======== DATA PROVIDED ========

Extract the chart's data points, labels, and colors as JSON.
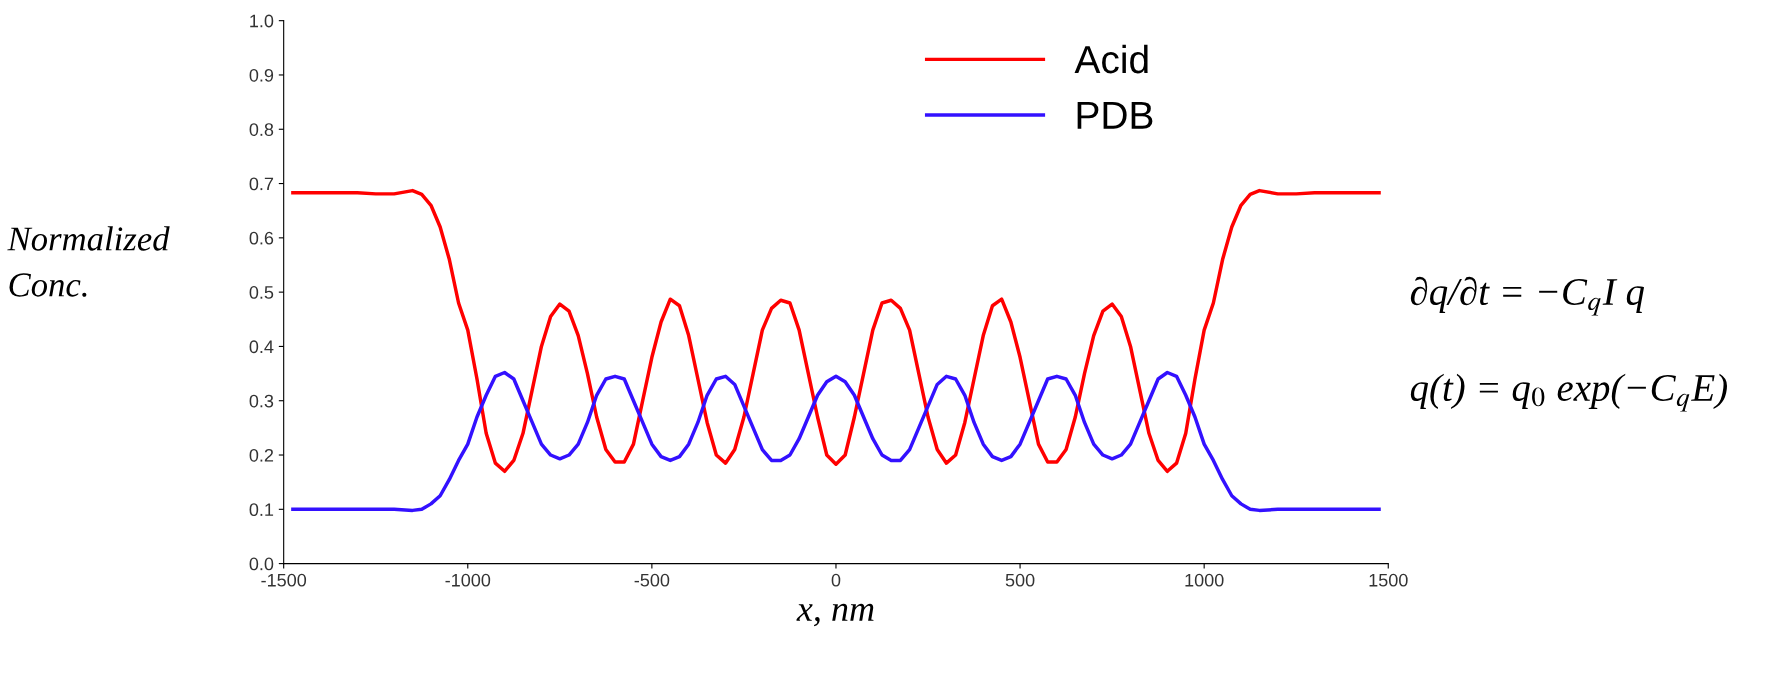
{
  "chart_data": {
    "type": "line",
    "xlabel": "x, nm",
    "ylabel": "Normalized\nConc.",
    "x": [
      -1475,
      -1400,
      -1300,
      -1250,
      -1200,
      -1150,
      -1125,
      -1100,
      -1075,
      -1050,
      -1025,
      -1000,
      -975,
      -950,
      -925,
      -900,
      -875,
      -850,
      -825,
      -800,
      -775,
      -750,
      -725,
      -700,
      -675,
      -650,
      -625,
      -600,
      -575,
      -550,
      -525,
      -500,
      -475,
      -450,
      -425,
      -400,
      -375,
      -350,
      -325,
      -300,
      -275,
      -250,
      -225,
      -200,
      -175,
      -150,
      -125,
      -100,
      -75,
      -50,
      -25,
      0,
      25,
      50,
      75,
      100,
      125,
      150,
      175,
      200,
      225,
      250,
      275,
      300,
      325,
      350,
      375,
      400,
      425,
      450,
      475,
      500,
      525,
      550,
      575,
      600,
      625,
      650,
      675,
      700,
      725,
      750,
      775,
      800,
      825,
      850,
      875,
      900,
      925,
      950,
      975,
      1000,
      1025,
      1050,
      1075,
      1100,
      1125,
      1150,
      1200,
      1250,
      1300,
      1400,
      1475
    ],
    "series": [
      {
        "name": "Acid",
        "color": "#ff0000",
        "values": [
          0.683,
          0.683,
          0.683,
          0.681,
          0.681,
          0.687,
          0.68,
          0.66,
          0.62,
          0.56,
          0.48,
          0.43,
          0.34,
          0.24,
          0.185,
          0.17,
          0.19,
          0.24,
          0.32,
          0.4,
          0.455,
          0.478,
          0.465,
          0.42,
          0.35,
          0.27,
          0.21,
          0.187,
          0.187,
          0.22,
          0.3,
          0.38,
          0.445,
          0.487,
          0.475,
          0.42,
          0.34,
          0.26,
          0.2,
          0.185,
          0.21,
          0.27,
          0.35,
          0.43,
          0.47,
          0.485,
          0.48,
          0.43,
          0.35,
          0.27,
          0.2,
          0.183,
          0.2,
          0.27,
          0.35,
          0.43,
          0.48,
          0.485,
          0.47,
          0.43,
          0.35,
          0.27,
          0.21,
          0.185,
          0.2,
          0.26,
          0.34,
          0.42,
          0.475,
          0.487,
          0.445,
          0.38,
          0.3,
          0.22,
          0.187,
          0.187,
          0.21,
          0.27,
          0.35,
          0.42,
          0.465,
          0.478,
          0.455,
          0.4,
          0.32,
          0.24,
          0.19,
          0.17,
          0.185,
          0.24,
          0.34,
          0.43,
          0.48,
          0.56,
          0.62,
          0.66,
          0.68,
          0.687,
          0.681,
          0.681,
          0.683,
          0.683,
          0.683
        ]
      },
      {
        "name": "PDB",
        "color": "#3311ff",
        "values": [
          0.1,
          0.1,
          0.1,
          0.1,
          0.1,
          0.098,
          0.1,
          0.11,
          0.125,
          0.155,
          0.19,
          0.22,
          0.27,
          0.31,
          0.345,
          0.352,
          0.34,
          0.3,
          0.26,
          0.22,
          0.2,
          0.193,
          0.2,
          0.22,
          0.26,
          0.31,
          0.34,
          0.345,
          0.34,
          0.3,
          0.26,
          0.22,
          0.197,
          0.19,
          0.197,
          0.22,
          0.26,
          0.31,
          0.34,
          0.345,
          0.33,
          0.29,
          0.25,
          0.21,
          0.19,
          0.19,
          0.2,
          0.23,
          0.27,
          0.31,
          0.335,
          0.345,
          0.335,
          0.31,
          0.27,
          0.23,
          0.2,
          0.19,
          0.19,
          0.21,
          0.25,
          0.29,
          0.33,
          0.345,
          0.34,
          0.31,
          0.26,
          0.22,
          0.197,
          0.19,
          0.197,
          0.22,
          0.26,
          0.3,
          0.34,
          0.345,
          0.34,
          0.31,
          0.26,
          0.22,
          0.2,
          0.193,
          0.2,
          0.22,
          0.26,
          0.3,
          0.34,
          0.352,
          0.345,
          0.31,
          0.27,
          0.22,
          0.19,
          0.155,
          0.125,
          0.11,
          0.1,
          0.098,
          0.1,
          0.1,
          0.1,
          0.1,
          0.1
        ]
      }
    ],
    "xlim": [
      -1500,
      1500
    ],
    "xticks": [
      -1500,
      -1000,
      -500,
      0,
      500,
      1000,
      1500
    ],
    "ylim": [
      0,
      1
    ],
    "yticks": [
      {
        "value": 0,
        "label": "0.0"
      },
      {
        "value": 0.1,
        "label": "0.1"
      },
      {
        "value": 0.2,
        "label": "0.2"
      },
      {
        "value": 0.3,
        "label": "0.3"
      },
      {
        "value": 0.4,
        "label": "0.4"
      },
      {
        "value": 0.5,
        "label": "0.5"
      },
      {
        "value": 0.6,
        "label": "0.6"
      },
      {
        "value": 0.7,
        "label": "0.7"
      },
      {
        "value": 0.8,
        "label": "0.8"
      },
      {
        "value": 0.9,
        "label": "0.9"
      },
      {
        "value": 1,
        "label": "1.0"
      }
    ],
    "legend": "top right",
    "marker": "none",
    "line_style": "solid",
    "annotations": [
      "∂q/∂t = −C$_{q}$I q",
      "q(t) = q$_{0}$ exp(−C$_{q}$E)"
    ]
  }
}
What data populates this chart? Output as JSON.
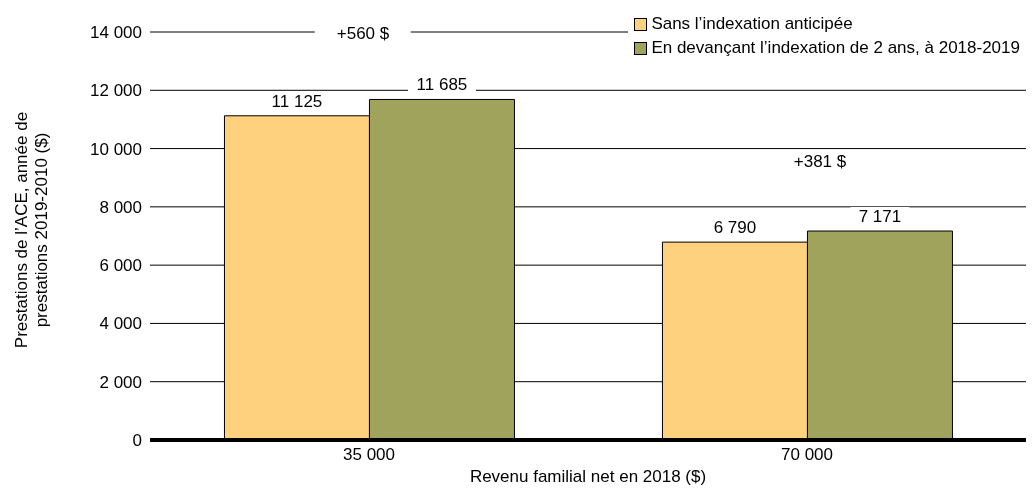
{
  "chart_data": {
    "type": "bar",
    "ylabel": "Prestations de l’ACE, année de prestations 2019-2010 ($)",
    "xlabel": "Revenu familial net en 2018 ($)",
    "categories": [
      "35 000",
      "70 000"
    ],
    "series": [
      {
        "name": "Sans l’indexation anticipée",
        "color": "#fed17e",
        "values": [
          11125,
          6790
        ],
        "value_labels": [
          "11 125",
          "6 790"
        ]
      },
      {
        "name": "En devançant l’indexation de 2 ans, à 2018-2019",
        "color": "#a0a35c",
        "values": [
          11685,
          7171
        ],
        "value_labels": [
          "11 685",
          "7 171"
        ]
      }
    ],
    "ylim": [
      0,
      14000
    ],
    "yticks": [
      {
        "value": 0,
        "label": "0"
      },
      {
        "value": 2000,
        "label": "2 000"
      },
      {
        "value": 4000,
        "label": "4 000"
      },
      {
        "value": 6000,
        "label": "6 000"
      },
      {
        "value": 8000,
        "label": "8 000"
      },
      {
        "value": 10000,
        "label": "10 000"
      },
      {
        "value": 12000,
        "label": "12 000"
      },
      {
        "value": 14000,
        "label": "14 000"
      }
    ],
    "grid": "y",
    "legend": "top right",
    "annotations": [
      "+560 $",
      "+381 $"
    ]
  }
}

========

_OBJECTIVE_
Print every record above exactly as written, leaving out the pictures.

_THE ANSWER_
Extract the chart's data points, labels, and colors as JSON.
{
  "chart_data": {
    "type": "line",
    "xlabel": "x, nm",
    "ylabel": "Normalized\nConc.",
    "x": [
      -1475,
      -1400,
      -1300,
      -1250,
      -1200,
      -1150,
      -1125,
      -1100,
      -1075,
      -1050,
      -1025,
      -1000,
      -975,
      -950,
      -925,
      -900,
      -875,
      -850,
      -825,
      -800,
      -775,
      -750,
      -725,
      -700,
      -675,
      -650,
      -625,
      -600,
      -575,
      -550,
      -525,
      -500,
      -475,
      -450,
      -425,
      -400,
      -375,
      -350,
      -325,
      -300,
      -275,
      -250,
      -225,
      -200,
      -175,
      -150,
      -125,
      -100,
      -75,
      -50,
      -25,
      0,
      25,
      50,
      75,
      100,
      125,
      150,
      175,
      200,
      225,
      250,
      275,
      300,
      325,
      350,
      375,
      400,
      425,
      450,
      475,
      500,
      525,
      550,
      575,
      600,
      625,
      650,
      675,
      700,
      725,
      750,
      775,
      800,
      825,
      850,
      875,
      900,
      925,
      950,
      975,
      1000,
      1025,
      1050,
      1075,
      1100,
      1125,
      1150,
      1200,
      1250,
      1300,
      1400,
      1475
    ],
    "series": [
      {
        "name": "Acid",
        "color": "#ff0000",
        "values": [
          0.683,
          0.683,
          0.683,
          0.681,
          0.681,
          0.687,
          0.68,
          0.66,
          0.62,
          0.56,
          0.48,
          0.43,
          0.34,
          0.24,
          0.185,
          0.17,
          0.19,
          0.24,
          0.32,
          0.4,
          0.455,
          0.478,
          0.465,
          0.42,
          0.35,
          0.27,
          0.21,
          0.187,
          0.187,
          0.22,
          0.3,
          0.38,
          0.445,
          0.487,
          0.475,
          0.42,
          0.34,
          0.26,
          0.2,
          0.185,
          0.21,
          0.27,
          0.35,
          0.43,
          0.47,
          0.485,
          0.48,
          0.43,
          0.35,
          0.27,
          0.2,
          0.183,
          0.2,
          0.27,
          0.35,
          0.43,
          0.48,
          0.485,
          0.47,
          0.43,
          0.35,
          0.27,
          0.21,
          0.185,
          0.2,
          0.26,
          0.34,
          0.42,
          0.475,
          0.487,
          0.445,
          0.38,
          0.3,
          0.22,
          0.187,
          0.187,
          0.21,
          0.27,
          0.35,
          0.42,
          0.465,
          0.478,
          0.455,
          0.4,
          0.32,
          0.24,
          0.19,
          0.17,
          0.185,
          0.24,
          0.34,
          0.43,
          0.48,
          0.56,
          0.62,
          0.66,
          0.68,
          0.687,
          0.681,
          0.681,
          0.683,
          0.683,
          0.683
        ]
      },
      {
        "name": "PDB",
        "color": "#3311ff",
        "values": [
          0.1,
          0.1,
          0.1,
          0.1,
          0.1,
          0.098,
          0.1,
          0.11,
          0.125,
          0.155,
          0.19,
          0.22,
          0.27,
          0.31,
          0.345,
          0.352,
          0.34,
          0.3,
          0.26,
          0.22,
          0.2,
          0.193,
          0.2,
          0.22,
          0.26,
          0.31,
          0.34,
          0.345,
          0.34,
          0.3,
          0.26,
          0.22,
          0.197,
          0.19,
          0.197,
          0.22,
          0.26,
          0.31,
          0.34,
          0.345,
          0.33,
          0.29,
          0.25,
          0.21,
          0.19,
          0.19,
          0.2,
          0.23,
          0.27,
          0.31,
          0.335,
          0.345,
          0.335,
          0.31,
          0.27,
          0.23,
          0.2,
          0.19,
          0.19,
          0.21,
          0.25,
          0.29,
          0.33,
          0.345,
          0.34,
          0.31,
          0.26,
          0.22,
          0.197,
          0.19,
          0.197,
          0.22,
          0.26,
          0.3,
          0.34,
          0.345,
          0.34,
          0.31,
          0.26,
          0.22,
          0.2,
          0.193,
          0.2,
          0.22,
          0.26,
          0.3,
          0.34,
          0.352,
          0.345,
          0.31,
          0.27,
          0.22,
          0.19,
          0.155,
          0.125,
          0.11,
          0.1,
          0.098,
          0.1,
          0.1,
          0.1,
          0.1,
          0.1
        ]
      }
    ],
    "xlim": [
      -1500,
      1500
    ],
    "xticks": [
      -1500,
      -1000,
      -500,
      0,
      500,
      1000,
      1500
    ],
    "ylim": [
      0,
      1
    ],
    "yticks": [
      {
        "value": 0,
        "label": "0.0"
      },
      {
        "value": 0.1,
        "label": "0.1"
      },
      {
        "value": 0.2,
        "label": "0.2"
      },
      {
        "value": 0.3,
        "label": "0.3"
      },
      {
        "value": 0.4,
        "label": "0.4"
      },
      {
        "value": 0.5,
        "label": "0.5"
      },
      {
        "value": 0.6,
        "label": "0.6"
      },
      {
        "value": 0.7,
        "label": "0.7"
      },
      {
        "value": 0.8,
        "label": "0.8"
      },
      {
        "value": 0.9,
        "label": "0.9"
      },
      {
        "value": 1,
        "label": "1.0"
      }
    ],
    "legend": "top right",
    "marker": "none",
    "line_style": "solid",
    "annotations": [
      "∂q/∂t = −C$_{q}$I q",
      "q(t) = q$_{0}$ exp(−C$_{q}$E)"
    ]
  }
}
What data populates this chart? Output as JSON.
{
  "chart_data": {
    "type": "bar",
    "ylabel": "Prestations de l’ACE, année de prestations 2019-2010 ($)",
    "xlabel": "Revenu familial net en 2018 ($)",
    "categories": [
      "35 000",
      "70 000"
    ],
    "series": [
      {
        "name": "Sans l’indexation anticipée",
        "color": "#fed17e",
        "values": [
          11125,
          6790
        ],
        "value_labels": [
          "11 125",
          "6 790"
        ]
      },
      {
        "name": "En devançant l’indexation de 2 ans, à 2018-2019",
        "color": "#a0a35c",
        "values": [
          11685,
          7171
        ],
        "value_labels": [
          "11 685",
          "7 171"
        ]
      }
    ],
    "ylim": [
      0,
      14000
    ],
    "yticks": [
      {
        "value": 0,
        "label": "0"
      },
      {
        "value": 2000,
        "label": "2 000"
      },
      {
        "value": 4000,
        "label": "4 000"
      },
      {
        "value": 6000,
        "label": "6 000"
      },
      {
        "value": 8000,
        "label": "8 000"
      },
      {
        "value": 10000,
        "label": "10 000"
      },
      {
        "value": 12000,
        "label": "12 000"
      },
      {
        "value": 14000,
        "label": "14 000"
      }
    ],
    "grid": "y",
    "legend": "top right",
    "annotations": [
      "+560 $",
      "+381 $"
    ]
  }
}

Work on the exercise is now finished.